▶ _WORK INSTRUCTION_: Across the entries, count the lines that include "strings" and report only that number.

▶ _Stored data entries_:
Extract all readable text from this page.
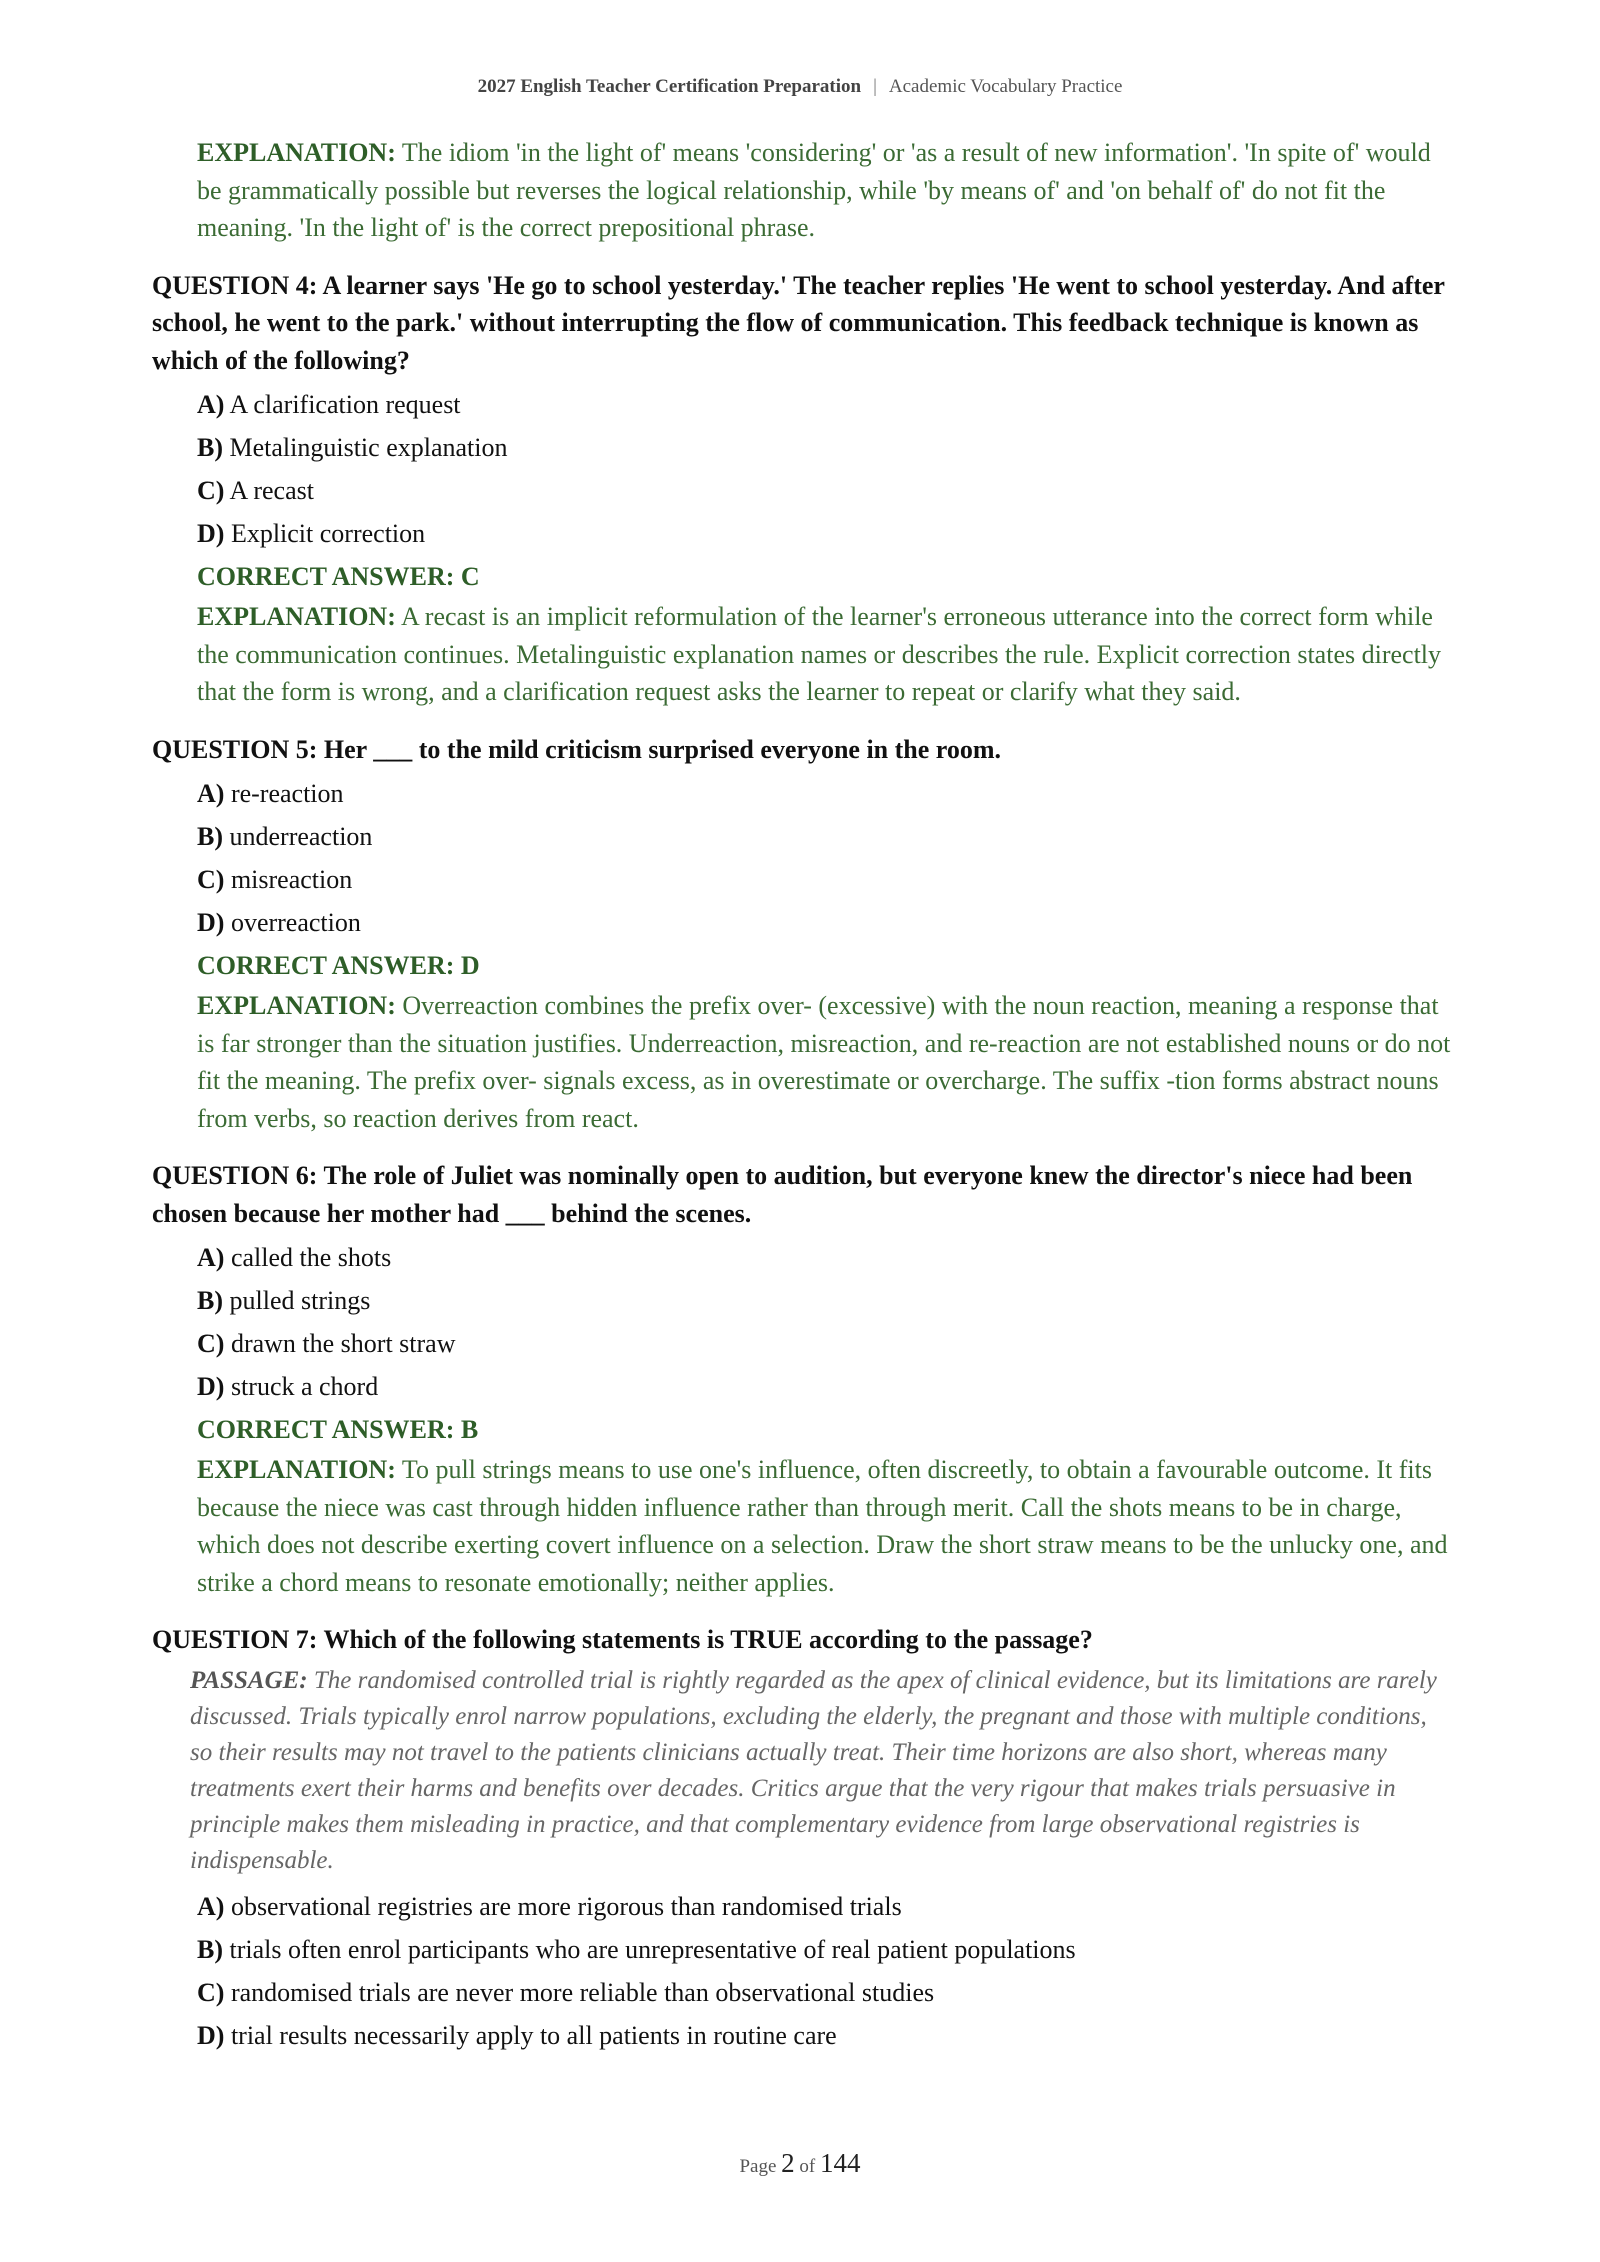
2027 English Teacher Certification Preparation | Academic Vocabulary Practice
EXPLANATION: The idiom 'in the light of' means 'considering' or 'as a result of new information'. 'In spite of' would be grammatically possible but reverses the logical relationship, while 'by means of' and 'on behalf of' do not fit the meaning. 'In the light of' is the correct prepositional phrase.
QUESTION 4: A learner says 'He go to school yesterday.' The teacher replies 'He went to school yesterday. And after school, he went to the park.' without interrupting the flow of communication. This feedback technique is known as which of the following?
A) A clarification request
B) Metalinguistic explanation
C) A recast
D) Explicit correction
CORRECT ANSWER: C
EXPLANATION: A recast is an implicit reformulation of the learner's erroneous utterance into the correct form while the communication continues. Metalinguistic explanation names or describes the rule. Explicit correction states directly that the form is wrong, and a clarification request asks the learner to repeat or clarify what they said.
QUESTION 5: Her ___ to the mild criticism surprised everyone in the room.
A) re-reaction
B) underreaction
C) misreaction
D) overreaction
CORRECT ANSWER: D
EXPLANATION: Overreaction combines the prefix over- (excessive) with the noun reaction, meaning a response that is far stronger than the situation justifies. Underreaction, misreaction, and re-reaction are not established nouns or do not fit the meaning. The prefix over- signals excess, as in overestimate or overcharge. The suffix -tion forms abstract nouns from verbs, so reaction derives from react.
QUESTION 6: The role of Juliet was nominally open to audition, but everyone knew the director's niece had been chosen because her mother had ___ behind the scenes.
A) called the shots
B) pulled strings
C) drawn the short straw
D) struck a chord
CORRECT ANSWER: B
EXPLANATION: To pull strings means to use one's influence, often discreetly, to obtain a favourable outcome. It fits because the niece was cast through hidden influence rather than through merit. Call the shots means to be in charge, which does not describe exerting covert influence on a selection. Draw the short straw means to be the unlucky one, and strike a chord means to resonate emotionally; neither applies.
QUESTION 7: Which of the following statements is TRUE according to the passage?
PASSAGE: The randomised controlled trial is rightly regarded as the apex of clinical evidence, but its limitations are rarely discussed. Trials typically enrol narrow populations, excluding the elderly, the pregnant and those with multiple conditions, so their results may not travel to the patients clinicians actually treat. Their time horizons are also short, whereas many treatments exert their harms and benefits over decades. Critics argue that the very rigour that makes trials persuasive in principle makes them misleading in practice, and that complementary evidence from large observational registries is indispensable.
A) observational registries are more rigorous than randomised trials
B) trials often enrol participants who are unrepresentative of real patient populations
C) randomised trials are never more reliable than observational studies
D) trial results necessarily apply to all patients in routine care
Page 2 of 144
* * *
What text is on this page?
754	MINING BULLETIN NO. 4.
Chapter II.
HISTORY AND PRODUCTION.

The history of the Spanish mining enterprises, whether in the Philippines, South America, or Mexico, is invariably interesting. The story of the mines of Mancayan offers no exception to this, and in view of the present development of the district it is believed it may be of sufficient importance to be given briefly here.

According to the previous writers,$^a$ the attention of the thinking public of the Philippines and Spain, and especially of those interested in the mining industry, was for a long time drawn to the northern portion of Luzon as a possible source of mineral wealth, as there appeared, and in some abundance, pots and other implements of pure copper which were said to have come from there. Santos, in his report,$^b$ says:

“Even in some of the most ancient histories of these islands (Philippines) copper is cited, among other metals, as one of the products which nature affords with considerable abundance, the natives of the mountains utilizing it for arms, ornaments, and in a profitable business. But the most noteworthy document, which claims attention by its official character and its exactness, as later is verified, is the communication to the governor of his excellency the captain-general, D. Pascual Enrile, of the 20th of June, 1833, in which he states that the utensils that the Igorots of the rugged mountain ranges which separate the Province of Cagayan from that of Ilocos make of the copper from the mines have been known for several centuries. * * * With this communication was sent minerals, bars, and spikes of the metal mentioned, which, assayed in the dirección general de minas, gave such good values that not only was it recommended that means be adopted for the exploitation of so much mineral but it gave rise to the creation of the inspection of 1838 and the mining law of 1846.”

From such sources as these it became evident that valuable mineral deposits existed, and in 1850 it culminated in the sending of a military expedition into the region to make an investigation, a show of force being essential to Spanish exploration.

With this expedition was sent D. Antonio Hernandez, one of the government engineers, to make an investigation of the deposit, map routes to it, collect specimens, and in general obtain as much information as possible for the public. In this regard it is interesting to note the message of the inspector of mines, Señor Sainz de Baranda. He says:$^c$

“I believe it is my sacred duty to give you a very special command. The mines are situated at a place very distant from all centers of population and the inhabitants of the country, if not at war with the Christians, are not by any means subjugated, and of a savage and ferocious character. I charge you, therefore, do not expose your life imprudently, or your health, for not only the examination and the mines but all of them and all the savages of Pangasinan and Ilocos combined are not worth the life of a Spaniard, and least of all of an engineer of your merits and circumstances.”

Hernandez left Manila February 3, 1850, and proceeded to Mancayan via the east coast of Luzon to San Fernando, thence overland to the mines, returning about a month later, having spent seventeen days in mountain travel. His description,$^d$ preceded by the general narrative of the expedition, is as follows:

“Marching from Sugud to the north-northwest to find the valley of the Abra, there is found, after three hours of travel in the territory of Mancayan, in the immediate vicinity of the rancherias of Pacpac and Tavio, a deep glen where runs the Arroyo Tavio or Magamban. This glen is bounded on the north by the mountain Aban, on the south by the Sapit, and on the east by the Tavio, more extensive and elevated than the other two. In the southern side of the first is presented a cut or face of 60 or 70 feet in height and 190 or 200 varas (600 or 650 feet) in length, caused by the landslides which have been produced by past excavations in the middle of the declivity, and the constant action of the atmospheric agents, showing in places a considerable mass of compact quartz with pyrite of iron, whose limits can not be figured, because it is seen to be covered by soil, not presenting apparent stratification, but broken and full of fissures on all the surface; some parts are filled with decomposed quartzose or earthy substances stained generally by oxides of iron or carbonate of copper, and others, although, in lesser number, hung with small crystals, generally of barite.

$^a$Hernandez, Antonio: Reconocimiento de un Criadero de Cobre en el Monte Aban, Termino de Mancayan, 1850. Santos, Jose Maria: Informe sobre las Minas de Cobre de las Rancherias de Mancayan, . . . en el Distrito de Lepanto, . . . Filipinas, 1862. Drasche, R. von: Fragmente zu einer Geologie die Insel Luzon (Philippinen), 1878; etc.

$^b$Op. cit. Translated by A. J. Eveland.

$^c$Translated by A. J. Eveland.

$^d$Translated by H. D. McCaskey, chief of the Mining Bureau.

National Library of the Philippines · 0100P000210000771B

▶ _EXERCISE OUTPUT_: 2